[Structured figure records]

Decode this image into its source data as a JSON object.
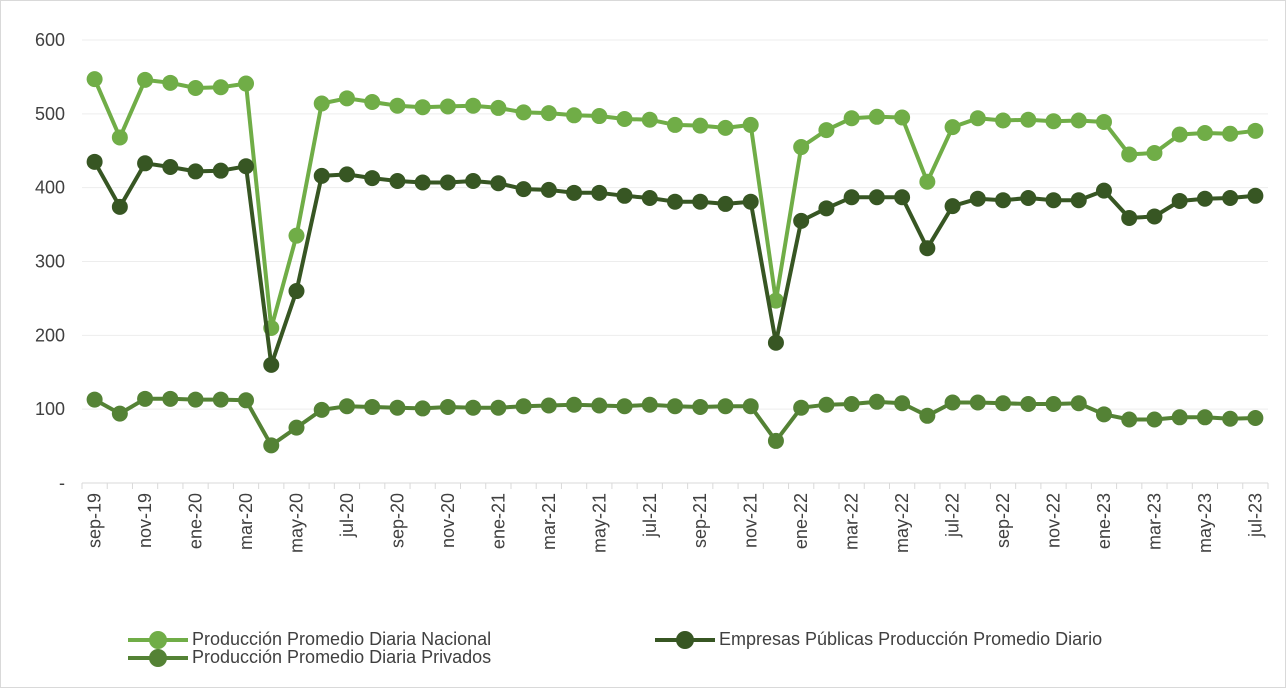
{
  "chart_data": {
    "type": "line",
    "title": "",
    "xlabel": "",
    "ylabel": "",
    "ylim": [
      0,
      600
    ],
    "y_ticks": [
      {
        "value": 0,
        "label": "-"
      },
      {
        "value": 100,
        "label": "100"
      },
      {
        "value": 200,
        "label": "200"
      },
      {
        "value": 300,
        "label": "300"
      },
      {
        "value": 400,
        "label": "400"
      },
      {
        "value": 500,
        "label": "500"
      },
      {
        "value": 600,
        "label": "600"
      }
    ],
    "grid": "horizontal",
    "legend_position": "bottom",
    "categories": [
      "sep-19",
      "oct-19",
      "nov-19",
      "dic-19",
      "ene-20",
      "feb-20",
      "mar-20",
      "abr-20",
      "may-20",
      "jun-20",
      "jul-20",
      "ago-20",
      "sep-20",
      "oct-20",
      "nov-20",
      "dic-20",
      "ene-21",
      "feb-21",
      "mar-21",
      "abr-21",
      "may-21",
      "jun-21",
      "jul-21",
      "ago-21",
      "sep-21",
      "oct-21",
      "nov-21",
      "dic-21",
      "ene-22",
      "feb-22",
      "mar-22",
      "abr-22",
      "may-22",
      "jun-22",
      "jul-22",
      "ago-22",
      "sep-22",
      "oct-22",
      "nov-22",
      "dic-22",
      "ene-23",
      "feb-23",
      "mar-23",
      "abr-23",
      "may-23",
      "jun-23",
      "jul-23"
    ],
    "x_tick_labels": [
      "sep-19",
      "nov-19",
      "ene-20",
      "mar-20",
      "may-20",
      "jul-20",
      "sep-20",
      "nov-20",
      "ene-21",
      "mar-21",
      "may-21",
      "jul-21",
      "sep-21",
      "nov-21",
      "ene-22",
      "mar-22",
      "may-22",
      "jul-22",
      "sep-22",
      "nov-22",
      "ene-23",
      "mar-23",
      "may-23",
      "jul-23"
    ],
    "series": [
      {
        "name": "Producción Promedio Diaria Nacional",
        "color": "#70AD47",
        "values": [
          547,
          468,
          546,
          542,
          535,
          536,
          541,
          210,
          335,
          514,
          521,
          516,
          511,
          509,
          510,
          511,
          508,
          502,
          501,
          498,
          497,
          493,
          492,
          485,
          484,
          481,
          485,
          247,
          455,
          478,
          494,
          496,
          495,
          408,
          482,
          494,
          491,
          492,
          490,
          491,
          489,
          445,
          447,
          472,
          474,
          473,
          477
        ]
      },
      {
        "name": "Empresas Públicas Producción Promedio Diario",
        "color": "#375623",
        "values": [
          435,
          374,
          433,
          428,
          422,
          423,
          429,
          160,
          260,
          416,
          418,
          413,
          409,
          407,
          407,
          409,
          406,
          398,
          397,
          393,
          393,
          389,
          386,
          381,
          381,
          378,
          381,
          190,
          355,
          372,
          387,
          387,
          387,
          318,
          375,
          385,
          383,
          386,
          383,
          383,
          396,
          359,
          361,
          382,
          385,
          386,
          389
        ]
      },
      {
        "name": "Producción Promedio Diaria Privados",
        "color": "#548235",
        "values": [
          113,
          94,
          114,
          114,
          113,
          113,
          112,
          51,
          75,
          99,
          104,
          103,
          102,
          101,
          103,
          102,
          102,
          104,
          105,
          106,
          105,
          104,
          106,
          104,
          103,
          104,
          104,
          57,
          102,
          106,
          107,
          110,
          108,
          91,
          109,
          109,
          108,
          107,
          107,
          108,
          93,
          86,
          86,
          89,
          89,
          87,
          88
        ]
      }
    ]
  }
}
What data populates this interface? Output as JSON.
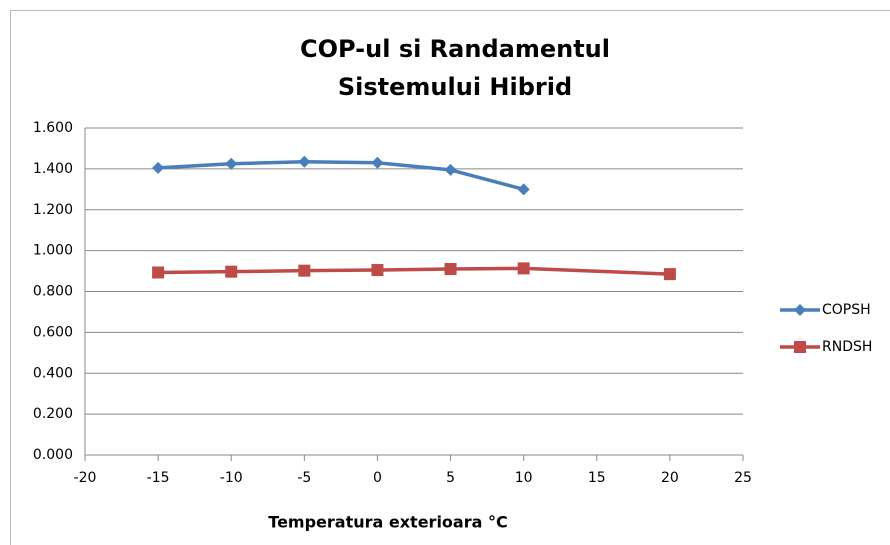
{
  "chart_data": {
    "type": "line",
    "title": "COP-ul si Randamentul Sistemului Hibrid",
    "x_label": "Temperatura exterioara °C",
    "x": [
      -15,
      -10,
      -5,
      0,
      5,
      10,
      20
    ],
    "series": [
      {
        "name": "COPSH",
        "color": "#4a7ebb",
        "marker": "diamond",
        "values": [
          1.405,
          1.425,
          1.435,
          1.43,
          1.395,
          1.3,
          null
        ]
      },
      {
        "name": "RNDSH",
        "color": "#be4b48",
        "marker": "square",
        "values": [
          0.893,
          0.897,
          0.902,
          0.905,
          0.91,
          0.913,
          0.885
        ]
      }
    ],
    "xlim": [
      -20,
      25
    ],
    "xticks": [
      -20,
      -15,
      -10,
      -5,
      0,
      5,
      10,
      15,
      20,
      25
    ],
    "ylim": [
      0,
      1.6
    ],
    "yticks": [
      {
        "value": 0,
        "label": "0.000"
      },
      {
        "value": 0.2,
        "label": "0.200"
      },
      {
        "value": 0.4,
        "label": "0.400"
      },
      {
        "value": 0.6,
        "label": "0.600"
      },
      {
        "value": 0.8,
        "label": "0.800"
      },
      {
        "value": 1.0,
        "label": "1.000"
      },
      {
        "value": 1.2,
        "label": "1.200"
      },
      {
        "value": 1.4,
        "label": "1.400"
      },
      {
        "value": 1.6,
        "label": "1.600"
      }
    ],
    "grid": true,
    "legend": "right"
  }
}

» Work instructions: Copy each line exactly, and leave the pictures out of your copy.

» Result for this task:
Decode this image into its source data as a JSON object.
{
  "chart_data": {
    "type": "line",
    "title": "",
    "xlabel": "",
    "ylabel": "",
    "ylim": [
      0,
      600
    ],
    "y_ticks": [
      {
        "value": 0,
        "label": "-"
      },
      {
        "value": 100,
        "label": "100"
      },
      {
        "value": 200,
        "label": "200"
      },
      {
        "value": 300,
        "label": "300"
      },
      {
        "value": 400,
        "label": "400"
      },
      {
        "value": 500,
        "label": "500"
      },
      {
        "value": 600,
        "label": "600"
      }
    ],
    "grid": "horizontal",
    "legend_position": "bottom",
    "categories": [
      "sep-19",
      "oct-19",
      "nov-19",
      "dic-19",
      "ene-20",
      "feb-20",
      "mar-20",
      "abr-20",
      "may-20",
      "jun-20",
      "jul-20",
      "ago-20",
      "sep-20",
      "oct-20",
      "nov-20",
      "dic-20",
      "ene-21",
      "feb-21",
      "mar-21",
      "abr-21",
      "may-21",
      "jun-21",
      "jul-21",
      "ago-21",
      "sep-21",
      "oct-21",
      "nov-21",
      "dic-21",
      "ene-22",
      "feb-22",
      "mar-22",
      "abr-22",
      "may-22",
      "jun-22",
      "jul-22",
      "ago-22",
      "sep-22",
      "oct-22",
      "nov-22",
      "dic-22",
      "ene-23",
      "feb-23",
      "mar-23",
      "abr-23",
      "may-23",
      "jun-23",
      "jul-23"
    ],
    "x_tick_labels": [
      "sep-19",
      "nov-19",
      "ene-20",
      "mar-20",
      "may-20",
      "jul-20",
      "sep-20",
      "nov-20",
      "ene-21",
      "mar-21",
      "may-21",
      "jul-21",
      "sep-21",
      "nov-21",
      "ene-22",
      "mar-22",
      "may-22",
      "jul-22",
      "sep-22",
      "nov-22",
      "ene-23",
      "mar-23",
      "may-23",
      "jul-23"
    ],
    "series": [
      {
        "name": "Producción Promedio Diaria Nacional",
        "color": "#70AD47",
        "values": [
          547,
          468,
          546,
          542,
          535,
          536,
          541,
          210,
          335,
          514,
          521,
          516,
          511,
          509,
          510,
          511,
          508,
          502,
          501,
          498,
          497,
          493,
          492,
          485,
          484,
          481,
          485,
          247,
          455,
          478,
          494,
          496,
          495,
          408,
          482,
          494,
          491,
          492,
          490,
          491,
          489,
          445,
          447,
          472,
          474,
          473,
          477
        ]
      },
      {
        "name": "Empresas Públicas Producción Promedio Diario",
        "color": "#375623",
        "values": [
          435,
          374,
          433,
          428,
          422,
          423,
          429,
          160,
          260,
          416,
          418,
          413,
          409,
          407,
          407,
          409,
          406,
          398,
          397,
          393,
          393,
          389,
          386,
          381,
          381,
          378,
          381,
          190,
          355,
          372,
          387,
          387,
          387,
          318,
          375,
          385,
          383,
          386,
          383,
          383,
          396,
          359,
          361,
          382,
          385,
          386,
          389
        ]
      },
      {
        "name": "Producción Promedio Diaria Privados",
        "color": "#548235",
        "values": [
          113,
          94,
          114,
          114,
          113,
          113,
          112,
          51,
          75,
          99,
          104,
          103,
          102,
          101,
          103,
          102,
          102,
          104,
          105,
          106,
          105,
          104,
          106,
          104,
          103,
          104,
          104,
          57,
          102,
          106,
          107,
          110,
          108,
          91,
          109,
          109,
          108,
          107,
          107,
          108,
          93,
          86,
          86,
          89,
          89,
          87,
          88
        ]
      }
    ]
  }
}
What data populates this interface? Output as JSON.
{
  "chart_data": {
    "type": "line",
    "title": "COP-ul si Randamentul Sistemului Hibrid",
    "x_label": "Temperatura exterioara °C",
    "x": [
      -15,
      -10,
      -5,
      0,
      5,
      10,
      20
    ],
    "series": [
      {
        "name": "COPSH",
        "color": "#4a7ebb",
        "marker": "diamond",
        "values": [
          1.405,
          1.425,
          1.435,
          1.43,
          1.395,
          1.3,
          null
        ]
      },
      {
        "name": "RNDSH",
        "color": "#be4b48",
        "marker": "square",
        "values": [
          0.893,
          0.897,
          0.902,
          0.905,
          0.91,
          0.913,
          0.885
        ]
      }
    ],
    "xlim": [
      -20,
      25
    ],
    "xticks": [
      -20,
      -15,
      -10,
      -5,
      0,
      5,
      10,
      15,
      20,
      25
    ],
    "ylim": [
      0,
      1.6
    ],
    "yticks": [
      {
        "value": 0,
        "label": "0.000"
      },
      {
        "value": 0.2,
        "label": "0.200"
      },
      {
        "value": 0.4,
        "label": "0.400"
      },
      {
        "value": 0.6,
        "label": "0.600"
      },
      {
        "value": 0.8,
        "label": "0.800"
      },
      {
        "value": 1.0,
        "label": "1.000"
      },
      {
        "value": 1.2,
        "label": "1.200"
      },
      {
        "value": 1.4,
        "label": "1.400"
      },
      {
        "value": 1.6,
        "label": "1.600"
      }
    ],
    "grid": true,
    "legend": "right"
  }
}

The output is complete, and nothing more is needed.